(Data entries)
-----

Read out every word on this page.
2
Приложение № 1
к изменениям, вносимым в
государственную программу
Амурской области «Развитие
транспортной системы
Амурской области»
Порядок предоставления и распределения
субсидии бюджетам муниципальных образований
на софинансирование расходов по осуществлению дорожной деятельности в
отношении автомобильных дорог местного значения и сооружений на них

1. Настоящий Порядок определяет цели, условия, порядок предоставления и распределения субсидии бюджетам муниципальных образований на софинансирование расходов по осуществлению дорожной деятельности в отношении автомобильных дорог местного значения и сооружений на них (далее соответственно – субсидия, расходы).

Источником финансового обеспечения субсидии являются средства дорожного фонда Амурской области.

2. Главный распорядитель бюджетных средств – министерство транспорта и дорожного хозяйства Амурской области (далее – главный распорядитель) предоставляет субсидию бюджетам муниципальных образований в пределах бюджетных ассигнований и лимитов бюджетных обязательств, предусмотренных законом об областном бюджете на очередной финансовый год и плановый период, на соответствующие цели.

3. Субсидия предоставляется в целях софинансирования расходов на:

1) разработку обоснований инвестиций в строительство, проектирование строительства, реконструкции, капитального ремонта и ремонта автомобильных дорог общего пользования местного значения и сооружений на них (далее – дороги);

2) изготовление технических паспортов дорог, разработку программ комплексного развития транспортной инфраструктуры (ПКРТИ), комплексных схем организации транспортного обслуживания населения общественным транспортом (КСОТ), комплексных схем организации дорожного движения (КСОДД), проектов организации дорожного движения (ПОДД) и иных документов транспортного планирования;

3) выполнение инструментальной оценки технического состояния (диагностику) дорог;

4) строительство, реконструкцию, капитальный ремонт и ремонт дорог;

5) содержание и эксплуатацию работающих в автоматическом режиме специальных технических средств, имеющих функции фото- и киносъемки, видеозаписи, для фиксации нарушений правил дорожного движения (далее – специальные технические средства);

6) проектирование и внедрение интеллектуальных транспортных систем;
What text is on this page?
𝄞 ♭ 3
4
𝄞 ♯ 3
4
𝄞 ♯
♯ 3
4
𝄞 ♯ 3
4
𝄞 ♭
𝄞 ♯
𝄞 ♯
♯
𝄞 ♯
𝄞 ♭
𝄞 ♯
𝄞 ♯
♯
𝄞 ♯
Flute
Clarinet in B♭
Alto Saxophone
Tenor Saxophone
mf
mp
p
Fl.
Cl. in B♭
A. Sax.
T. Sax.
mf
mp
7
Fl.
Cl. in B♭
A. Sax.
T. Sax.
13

-----

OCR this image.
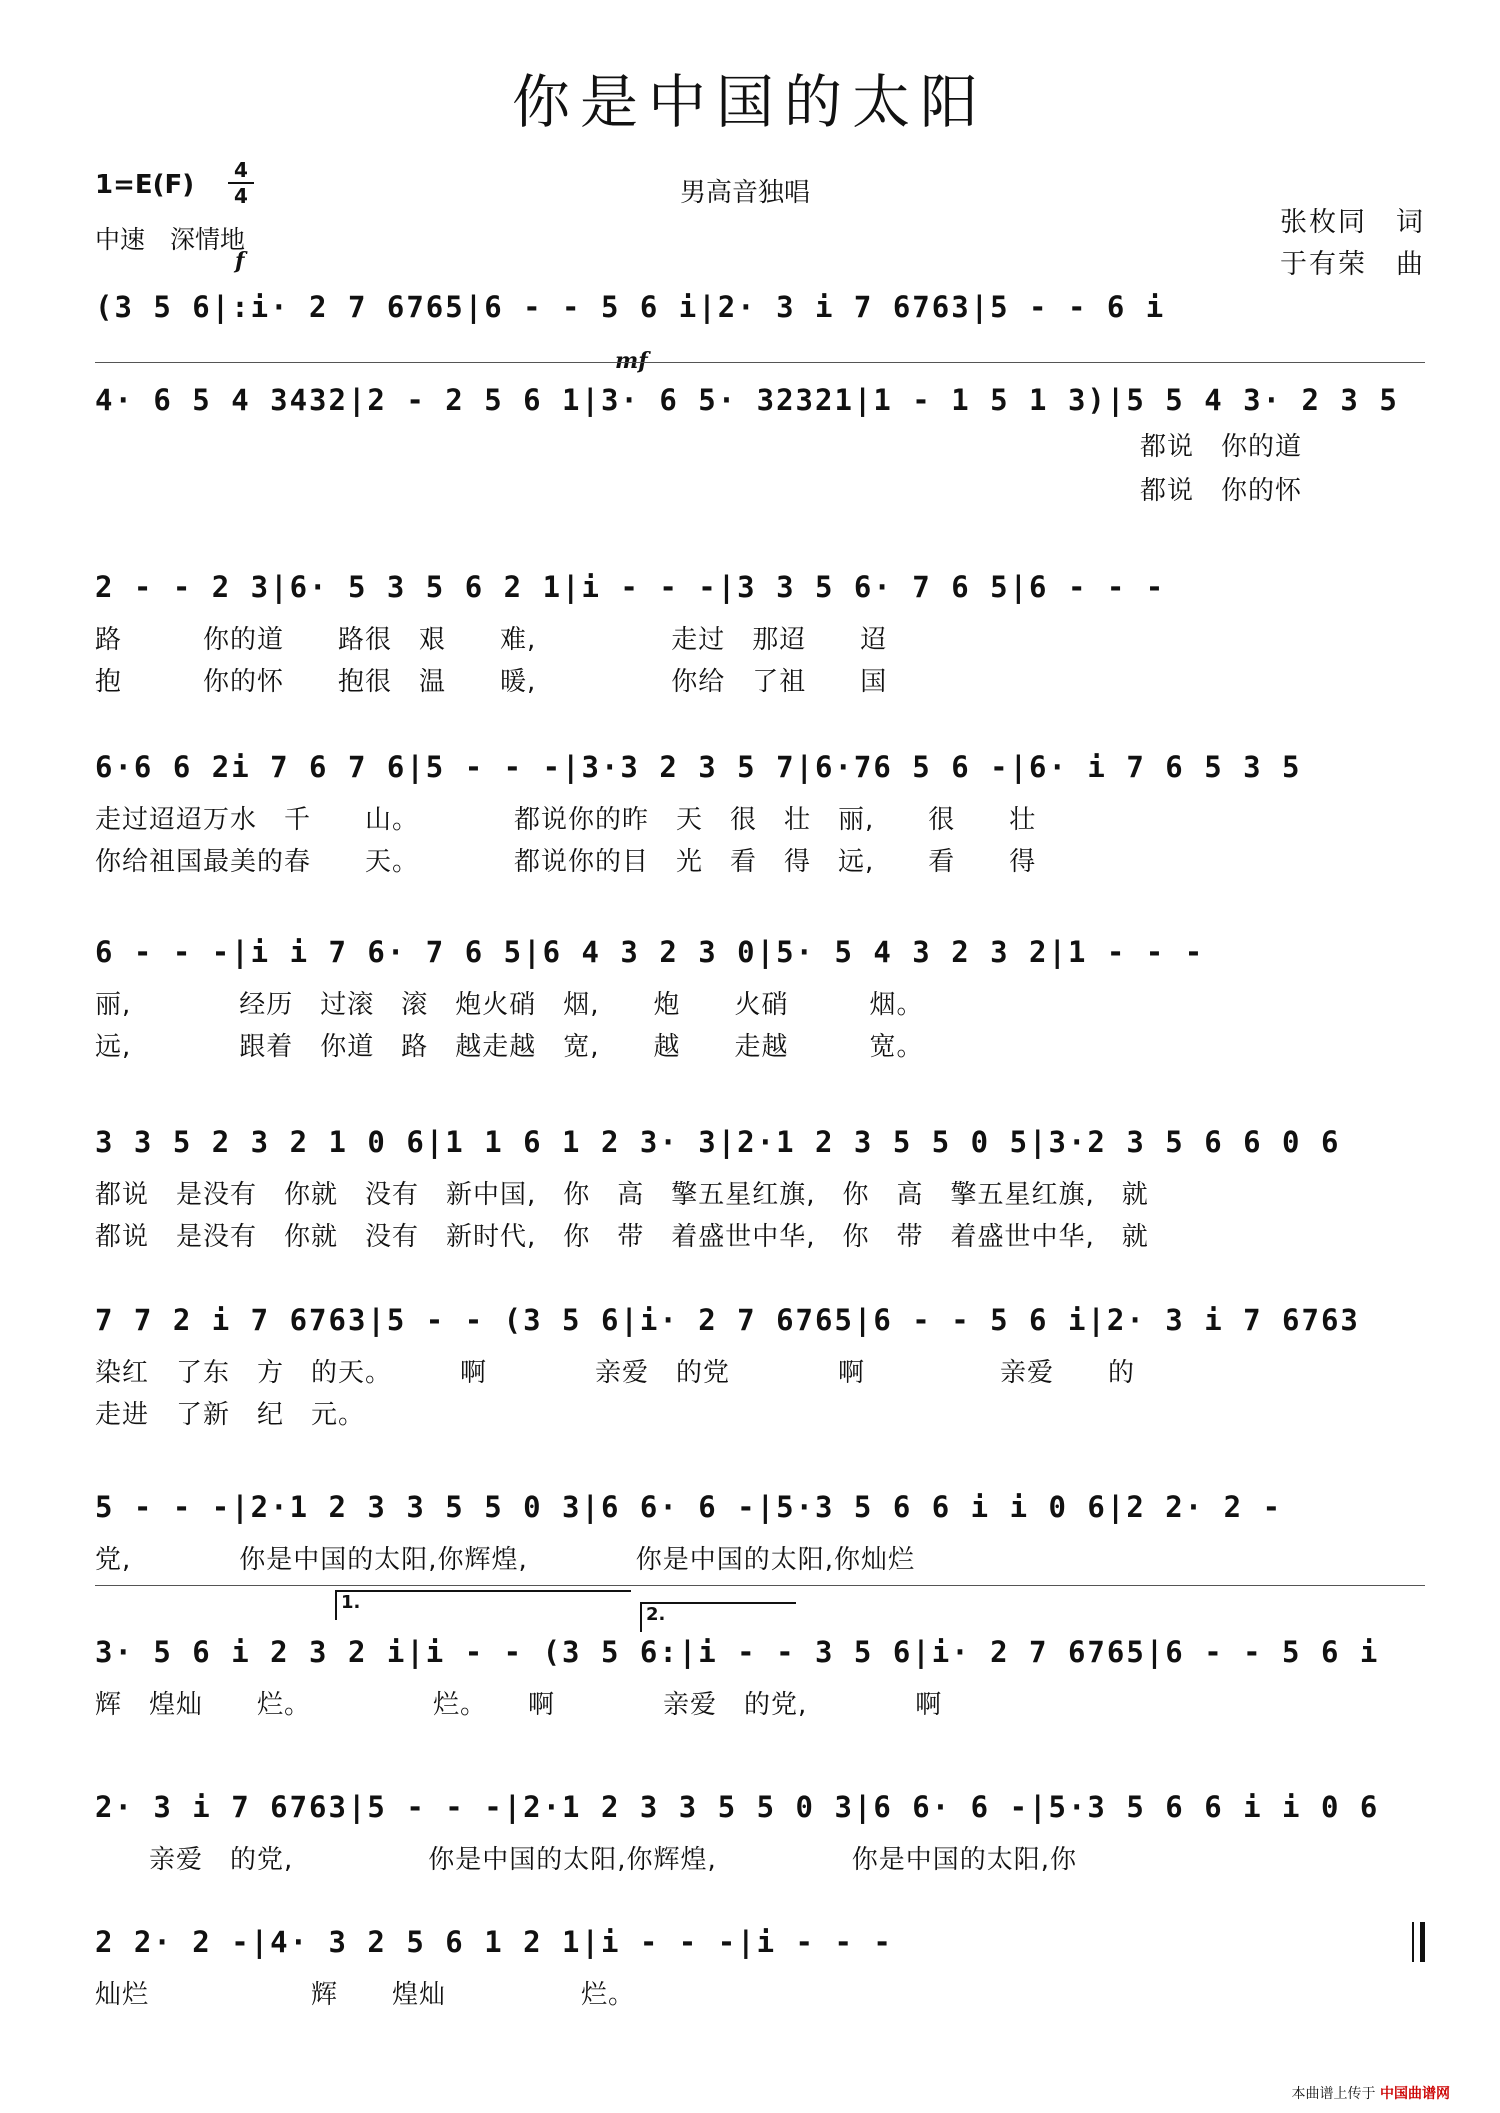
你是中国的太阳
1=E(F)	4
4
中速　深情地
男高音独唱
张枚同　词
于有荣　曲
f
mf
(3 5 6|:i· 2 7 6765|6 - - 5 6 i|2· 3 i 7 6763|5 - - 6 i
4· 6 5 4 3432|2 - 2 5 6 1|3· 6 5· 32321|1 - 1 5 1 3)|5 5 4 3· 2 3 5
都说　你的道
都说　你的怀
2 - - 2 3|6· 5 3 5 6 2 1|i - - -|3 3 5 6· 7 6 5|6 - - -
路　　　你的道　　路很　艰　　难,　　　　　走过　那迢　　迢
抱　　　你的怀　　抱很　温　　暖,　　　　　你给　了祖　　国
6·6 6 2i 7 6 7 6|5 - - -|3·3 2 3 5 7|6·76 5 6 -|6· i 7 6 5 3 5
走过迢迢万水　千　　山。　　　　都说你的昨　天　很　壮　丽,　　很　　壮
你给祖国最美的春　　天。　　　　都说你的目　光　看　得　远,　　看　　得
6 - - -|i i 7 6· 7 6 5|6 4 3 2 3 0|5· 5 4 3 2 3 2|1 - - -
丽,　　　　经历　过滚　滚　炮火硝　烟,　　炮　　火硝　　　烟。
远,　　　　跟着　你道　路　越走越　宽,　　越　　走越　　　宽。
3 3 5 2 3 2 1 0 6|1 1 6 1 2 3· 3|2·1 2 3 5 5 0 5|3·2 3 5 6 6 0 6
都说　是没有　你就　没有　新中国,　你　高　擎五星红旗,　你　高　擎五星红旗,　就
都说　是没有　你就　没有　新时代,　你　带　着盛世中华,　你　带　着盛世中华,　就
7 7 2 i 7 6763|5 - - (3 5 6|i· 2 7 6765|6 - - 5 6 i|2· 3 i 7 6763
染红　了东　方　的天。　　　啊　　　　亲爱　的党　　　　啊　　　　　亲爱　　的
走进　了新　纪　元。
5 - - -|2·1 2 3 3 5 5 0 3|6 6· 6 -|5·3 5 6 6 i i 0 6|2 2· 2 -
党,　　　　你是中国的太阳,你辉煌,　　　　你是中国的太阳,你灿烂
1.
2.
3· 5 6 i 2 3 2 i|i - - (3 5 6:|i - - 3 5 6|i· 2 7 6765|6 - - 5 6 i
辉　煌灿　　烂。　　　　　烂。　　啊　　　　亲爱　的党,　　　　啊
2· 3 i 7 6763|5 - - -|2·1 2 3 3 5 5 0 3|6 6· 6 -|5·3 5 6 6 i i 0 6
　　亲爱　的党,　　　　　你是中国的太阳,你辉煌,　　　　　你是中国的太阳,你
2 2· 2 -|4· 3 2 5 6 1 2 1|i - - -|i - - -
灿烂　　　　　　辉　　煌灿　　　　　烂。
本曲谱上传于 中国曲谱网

-----

SHORT TASK:
Search the records for the word "технических", then list every line that has it.

REPLY TO THE EXERCISE:
2) изготовление технических паспортов дорог, разработку программ комплексного развития транспортной инфраструктуры (ПКРТИ), комплексных схем организации транспортного обслуживания населения общественным транспортом (КСОТ), комплексных схем организации дорожного движения (КСОДД), проектов организации дорожного движения (ПОДД) и иных документов транспортного планирования;
5) содержание и эксплуатацию работающих в автоматическом режиме специальных технических средств, имеющих функции фото- и киносъемки, видеозаписи, для фиксации нарушений правил дорожного движения (далее – специальные технические средства);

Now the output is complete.